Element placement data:
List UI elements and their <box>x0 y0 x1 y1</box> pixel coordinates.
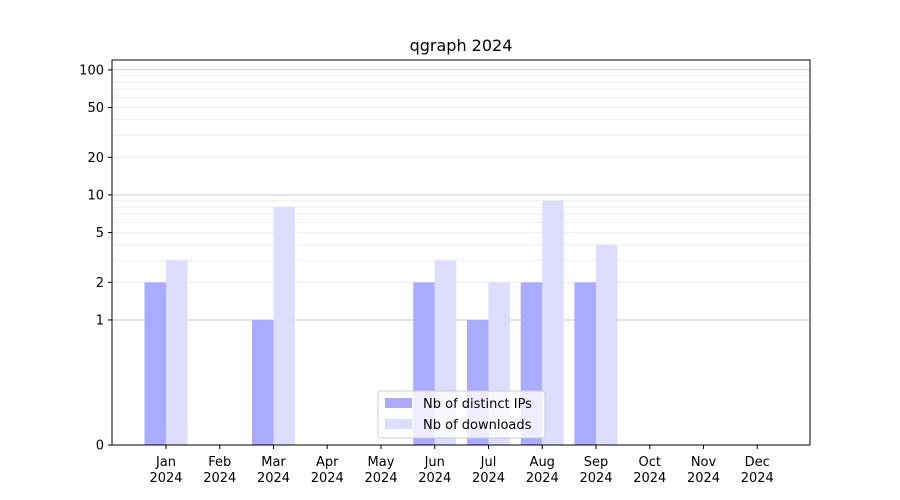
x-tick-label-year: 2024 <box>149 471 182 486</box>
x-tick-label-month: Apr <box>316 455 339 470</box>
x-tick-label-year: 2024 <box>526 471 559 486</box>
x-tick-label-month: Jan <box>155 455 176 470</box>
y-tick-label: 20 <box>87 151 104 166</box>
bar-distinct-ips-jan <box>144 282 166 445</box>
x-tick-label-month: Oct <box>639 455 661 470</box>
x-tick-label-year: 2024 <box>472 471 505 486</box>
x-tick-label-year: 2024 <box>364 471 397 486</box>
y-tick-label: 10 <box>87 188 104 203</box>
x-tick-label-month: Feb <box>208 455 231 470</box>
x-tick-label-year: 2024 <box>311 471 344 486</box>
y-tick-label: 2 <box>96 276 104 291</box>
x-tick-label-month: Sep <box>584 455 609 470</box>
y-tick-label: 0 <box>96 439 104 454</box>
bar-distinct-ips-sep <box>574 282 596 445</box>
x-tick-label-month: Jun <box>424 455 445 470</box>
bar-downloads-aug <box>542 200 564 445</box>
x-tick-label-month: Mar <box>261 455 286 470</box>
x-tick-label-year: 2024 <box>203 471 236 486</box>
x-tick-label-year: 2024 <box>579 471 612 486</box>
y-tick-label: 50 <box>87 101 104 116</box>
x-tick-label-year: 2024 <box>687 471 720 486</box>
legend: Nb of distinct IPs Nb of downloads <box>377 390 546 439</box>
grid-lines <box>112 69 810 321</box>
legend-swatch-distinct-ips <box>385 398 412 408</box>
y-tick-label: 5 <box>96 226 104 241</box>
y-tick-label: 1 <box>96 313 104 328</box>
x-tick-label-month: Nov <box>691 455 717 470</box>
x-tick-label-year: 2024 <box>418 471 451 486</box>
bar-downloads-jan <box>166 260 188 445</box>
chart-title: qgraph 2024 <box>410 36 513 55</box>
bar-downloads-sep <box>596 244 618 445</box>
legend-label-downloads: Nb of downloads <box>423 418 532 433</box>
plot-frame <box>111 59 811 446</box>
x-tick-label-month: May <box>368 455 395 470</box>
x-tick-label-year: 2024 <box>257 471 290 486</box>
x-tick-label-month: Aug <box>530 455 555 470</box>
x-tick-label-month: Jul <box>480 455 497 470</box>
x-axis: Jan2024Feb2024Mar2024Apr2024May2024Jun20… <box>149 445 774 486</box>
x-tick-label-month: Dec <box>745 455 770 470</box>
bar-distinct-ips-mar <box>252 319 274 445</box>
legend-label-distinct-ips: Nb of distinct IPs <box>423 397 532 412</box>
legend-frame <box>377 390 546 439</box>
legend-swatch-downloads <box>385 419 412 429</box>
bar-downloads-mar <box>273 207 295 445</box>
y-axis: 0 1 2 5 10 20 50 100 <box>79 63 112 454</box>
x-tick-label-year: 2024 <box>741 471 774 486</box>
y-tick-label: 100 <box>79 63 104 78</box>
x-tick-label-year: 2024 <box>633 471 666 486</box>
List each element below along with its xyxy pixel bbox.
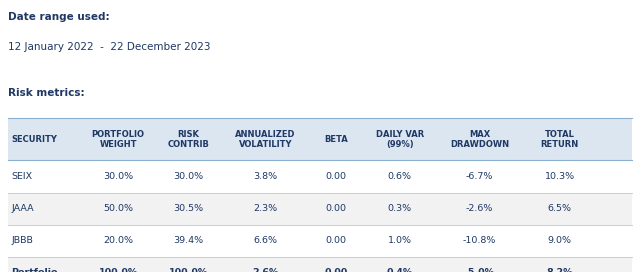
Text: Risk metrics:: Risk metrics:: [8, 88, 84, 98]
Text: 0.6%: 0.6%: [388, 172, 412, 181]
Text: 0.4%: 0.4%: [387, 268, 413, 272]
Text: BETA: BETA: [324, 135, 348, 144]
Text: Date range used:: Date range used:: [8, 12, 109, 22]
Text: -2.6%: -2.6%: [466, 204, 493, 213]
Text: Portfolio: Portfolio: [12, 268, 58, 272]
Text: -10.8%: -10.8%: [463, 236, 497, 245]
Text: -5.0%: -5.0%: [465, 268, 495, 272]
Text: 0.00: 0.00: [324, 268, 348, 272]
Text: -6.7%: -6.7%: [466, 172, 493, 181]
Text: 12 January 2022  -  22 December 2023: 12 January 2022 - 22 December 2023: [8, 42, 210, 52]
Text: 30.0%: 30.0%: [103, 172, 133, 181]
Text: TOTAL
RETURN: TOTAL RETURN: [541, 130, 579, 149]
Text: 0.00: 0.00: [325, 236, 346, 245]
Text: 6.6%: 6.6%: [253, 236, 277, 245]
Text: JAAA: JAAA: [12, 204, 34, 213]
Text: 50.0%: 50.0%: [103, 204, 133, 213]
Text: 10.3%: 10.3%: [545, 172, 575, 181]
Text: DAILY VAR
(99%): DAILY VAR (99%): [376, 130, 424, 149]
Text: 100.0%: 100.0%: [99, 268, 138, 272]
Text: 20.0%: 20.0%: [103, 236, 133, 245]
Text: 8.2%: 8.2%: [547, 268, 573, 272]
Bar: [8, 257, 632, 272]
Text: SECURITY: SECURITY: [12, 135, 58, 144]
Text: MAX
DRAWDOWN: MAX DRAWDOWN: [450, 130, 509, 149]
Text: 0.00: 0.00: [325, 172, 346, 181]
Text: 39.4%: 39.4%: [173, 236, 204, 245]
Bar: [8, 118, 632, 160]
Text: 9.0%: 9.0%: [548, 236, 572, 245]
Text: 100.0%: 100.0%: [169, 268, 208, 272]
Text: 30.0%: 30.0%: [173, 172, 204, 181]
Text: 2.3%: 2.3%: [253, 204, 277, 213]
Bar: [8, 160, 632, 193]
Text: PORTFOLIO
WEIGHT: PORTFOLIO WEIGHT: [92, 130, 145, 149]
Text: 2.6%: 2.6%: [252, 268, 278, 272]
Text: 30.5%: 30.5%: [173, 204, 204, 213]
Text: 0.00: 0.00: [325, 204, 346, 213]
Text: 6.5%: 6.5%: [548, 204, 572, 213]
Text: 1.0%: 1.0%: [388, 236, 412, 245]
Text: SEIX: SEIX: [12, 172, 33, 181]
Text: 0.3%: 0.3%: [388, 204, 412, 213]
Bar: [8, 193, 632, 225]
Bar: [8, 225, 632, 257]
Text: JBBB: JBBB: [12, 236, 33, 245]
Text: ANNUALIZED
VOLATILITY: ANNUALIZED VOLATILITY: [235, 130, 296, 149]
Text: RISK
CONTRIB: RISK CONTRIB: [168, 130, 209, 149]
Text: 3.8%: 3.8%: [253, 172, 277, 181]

Prompt: Reproduce every line of the listing above verbatim, omitting the pictures.

Solution:
List UI elements and their <box>x0 y0 x1 y1</box> pixel coordinates.
x-tick-label-year: 2024 <box>149 471 182 486</box>
x-tick-label-month: Apr <box>316 455 339 470</box>
x-tick-label-year: 2024 <box>526 471 559 486</box>
x-tick-label-month: Jan <box>155 455 176 470</box>
y-tick-label: 20 <box>87 151 104 166</box>
bar-distinct-ips-jan <box>144 282 166 445</box>
x-tick-label-month: Oct <box>639 455 661 470</box>
x-tick-label-year: 2024 <box>472 471 505 486</box>
x-tick-label-year: 2024 <box>364 471 397 486</box>
y-tick-label: 10 <box>87 188 104 203</box>
x-tick-label-month: Feb <box>208 455 231 470</box>
x-tick-label-year: 2024 <box>311 471 344 486</box>
y-tick-label: 2 <box>96 276 104 291</box>
x-tick-label-month: Sep <box>584 455 609 470</box>
y-tick-label: 0 <box>96 439 104 454</box>
bar-distinct-ips-sep <box>574 282 596 445</box>
x-tick-label-month: Jun <box>424 455 445 470</box>
bar-downloads-aug <box>542 200 564 445</box>
x-tick-label-month: Mar <box>261 455 286 470</box>
x-tick-label-year: 2024 <box>203 471 236 486</box>
x-tick-label-year: 2024 <box>579 471 612 486</box>
y-tick-label: 50 <box>87 101 104 116</box>
x-tick-label-year: 2024 <box>687 471 720 486</box>
legend: Nb of distinct IPs Nb of downloads <box>377 390 546 439</box>
grid-lines <box>112 69 810 321</box>
legend-swatch-distinct-ips <box>385 398 412 408</box>
y-tick-label: 5 <box>96 226 104 241</box>
y-tick-label: 1 <box>96 313 104 328</box>
x-tick-label-month: Nov <box>691 455 717 470</box>
x-tick-label-year: 2024 <box>418 471 451 486</box>
bar-downloads-jan <box>166 260 188 445</box>
chart-title: qgraph 2024 <box>410 36 513 55</box>
bar-downloads-sep <box>596 244 618 445</box>
legend-label-downloads: Nb of downloads <box>423 418 532 433</box>
plot-frame <box>111 59 811 446</box>
x-tick-label-month: May <box>368 455 395 470</box>
x-tick-label-year: 2024 <box>257 471 290 486</box>
x-tick-label-month: Aug <box>530 455 555 470</box>
x-tick-label-month: Jul <box>480 455 497 470</box>
x-axis: Jan2024Feb2024Mar2024Apr2024May2024Jun20… <box>149 445 774 486</box>
x-tick-label-month: Dec <box>745 455 770 470</box>
bar-distinct-ips-mar <box>252 319 274 445</box>
legend-label-distinct-ips: Nb of distinct IPs <box>423 397 532 412</box>
legend-frame <box>377 390 546 439</box>
legend-swatch-downloads <box>385 419 412 429</box>
bar-downloads-mar <box>273 207 295 445</box>
y-axis: 0 1 2 5 10 20 50 100 <box>79 63 112 454</box>
x-tick-label-year: 2024 <box>741 471 774 486</box>
y-tick-label: 100 <box>79 63 104 78</box>
x-tick-label-year: 2024 <box>633 471 666 486</box>
List each element below along with its xyxy pixel bbox.
Text: Risk metrics:: Risk metrics:: [8, 88, 84, 98]
Text: 0.6%: 0.6%: [388, 172, 412, 181]
Text: 0.4%: 0.4%: [387, 268, 413, 272]
Text: BETA: BETA: [324, 135, 348, 144]
Text: Date range used:: Date range used:: [8, 12, 109, 22]
Text: -2.6%: -2.6%: [466, 204, 493, 213]
Text: Portfolio: Portfolio: [12, 268, 58, 272]
Text: -10.8%: -10.8%: [463, 236, 497, 245]
Text: -5.0%: -5.0%: [465, 268, 495, 272]
Text: 0.00: 0.00: [324, 268, 348, 272]
Text: -6.7%: -6.7%: [466, 172, 493, 181]
Text: 12 January 2022  -  22 December 2023: 12 January 2022 - 22 December 2023: [8, 42, 210, 52]
Text: 30.0%: 30.0%: [103, 172, 133, 181]
Text: TOTAL
RETURN: TOTAL RETURN: [541, 130, 579, 149]
Text: 0.00: 0.00: [325, 236, 346, 245]
Text: 6.6%: 6.6%: [253, 236, 277, 245]
Text: JAAA: JAAA: [12, 204, 34, 213]
Text: 50.0%: 50.0%: [103, 204, 133, 213]
Text: 10.3%: 10.3%: [545, 172, 575, 181]
Text: DAILY VAR
(99%): DAILY VAR (99%): [376, 130, 424, 149]
Text: 100.0%: 100.0%: [99, 268, 138, 272]
Text: 20.0%: 20.0%: [103, 236, 133, 245]
Text: 8.2%: 8.2%: [547, 268, 573, 272]
Bar: [8, 257, 632, 272]
Text: SECURITY: SECURITY: [12, 135, 58, 144]
Text: MAX
DRAWDOWN: MAX DRAWDOWN: [450, 130, 509, 149]
Text: 0.00: 0.00: [325, 172, 346, 181]
Text: 39.4%: 39.4%: [173, 236, 204, 245]
Bar: [8, 118, 632, 160]
Text: 9.0%: 9.0%: [548, 236, 572, 245]
Text: 100.0%: 100.0%: [169, 268, 208, 272]
Text: 30.0%: 30.0%: [173, 172, 204, 181]
Text: 2.3%: 2.3%: [253, 204, 277, 213]
Bar: [8, 160, 632, 193]
Text: PORTFOLIO
WEIGHT: PORTFOLIO WEIGHT: [92, 130, 145, 149]
Text: 2.6%: 2.6%: [252, 268, 278, 272]
Text: 30.5%: 30.5%: [173, 204, 204, 213]
Text: 0.00: 0.00: [325, 204, 346, 213]
Text: 6.5%: 6.5%: [548, 204, 572, 213]
Text: 1.0%: 1.0%: [388, 236, 412, 245]
Text: SEIX: SEIX: [12, 172, 33, 181]
Text: 0.3%: 0.3%: [388, 204, 412, 213]
Bar: [8, 193, 632, 225]
Bar: [8, 225, 632, 257]
Text: JBBB: JBBB: [12, 236, 33, 245]
Text: ANNUALIZED
VOLATILITY: ANNUALIZED VOLATILITY: [235, 130, 296, 149]
Text: RISK
CONTRIB: RISK CONTRIB: [168, 130, 209, 149]
Text: 3.8%: 3.8%: [253, 172, 277, 181]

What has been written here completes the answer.